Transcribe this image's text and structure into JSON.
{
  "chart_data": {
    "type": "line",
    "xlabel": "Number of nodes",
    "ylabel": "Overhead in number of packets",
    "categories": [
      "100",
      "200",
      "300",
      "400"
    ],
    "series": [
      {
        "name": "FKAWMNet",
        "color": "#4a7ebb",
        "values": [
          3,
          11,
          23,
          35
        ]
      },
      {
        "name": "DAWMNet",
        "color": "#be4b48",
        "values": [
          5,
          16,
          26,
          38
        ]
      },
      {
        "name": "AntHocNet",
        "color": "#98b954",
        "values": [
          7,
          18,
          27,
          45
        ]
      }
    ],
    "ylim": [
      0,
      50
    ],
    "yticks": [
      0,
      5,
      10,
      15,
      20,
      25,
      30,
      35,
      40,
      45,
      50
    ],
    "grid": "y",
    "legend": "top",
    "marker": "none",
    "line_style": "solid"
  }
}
______
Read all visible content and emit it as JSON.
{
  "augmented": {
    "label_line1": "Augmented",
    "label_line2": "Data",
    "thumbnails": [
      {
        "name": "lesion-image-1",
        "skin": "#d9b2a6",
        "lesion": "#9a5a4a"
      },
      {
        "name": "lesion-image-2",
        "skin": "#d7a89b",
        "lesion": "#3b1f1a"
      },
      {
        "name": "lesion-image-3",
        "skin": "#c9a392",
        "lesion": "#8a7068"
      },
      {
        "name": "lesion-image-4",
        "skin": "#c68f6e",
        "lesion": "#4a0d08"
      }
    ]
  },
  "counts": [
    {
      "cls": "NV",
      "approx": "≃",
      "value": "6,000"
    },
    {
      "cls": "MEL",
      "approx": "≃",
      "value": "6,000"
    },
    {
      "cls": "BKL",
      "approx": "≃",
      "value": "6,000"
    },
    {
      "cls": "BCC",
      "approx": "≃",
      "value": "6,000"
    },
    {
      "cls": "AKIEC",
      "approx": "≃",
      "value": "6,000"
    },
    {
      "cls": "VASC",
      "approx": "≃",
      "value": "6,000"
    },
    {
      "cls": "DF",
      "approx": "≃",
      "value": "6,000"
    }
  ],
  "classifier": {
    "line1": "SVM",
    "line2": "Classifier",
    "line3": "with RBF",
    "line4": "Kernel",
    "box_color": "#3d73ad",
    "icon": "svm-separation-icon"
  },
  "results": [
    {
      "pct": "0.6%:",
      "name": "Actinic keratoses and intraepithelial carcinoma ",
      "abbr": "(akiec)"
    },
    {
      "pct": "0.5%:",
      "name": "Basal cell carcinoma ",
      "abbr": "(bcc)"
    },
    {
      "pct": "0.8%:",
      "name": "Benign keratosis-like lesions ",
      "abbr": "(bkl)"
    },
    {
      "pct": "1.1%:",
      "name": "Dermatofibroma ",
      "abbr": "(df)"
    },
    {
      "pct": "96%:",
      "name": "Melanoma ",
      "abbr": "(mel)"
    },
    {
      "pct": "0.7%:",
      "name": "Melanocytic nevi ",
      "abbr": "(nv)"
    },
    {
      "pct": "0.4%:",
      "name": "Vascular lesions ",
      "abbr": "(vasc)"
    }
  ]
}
______
◆ Objective:
From the listing, copy each line containing the word "JSON".

◆ Expected answer:
Transcribe this image's text and structure into JSON.
Read all visible content and emit it as JSON.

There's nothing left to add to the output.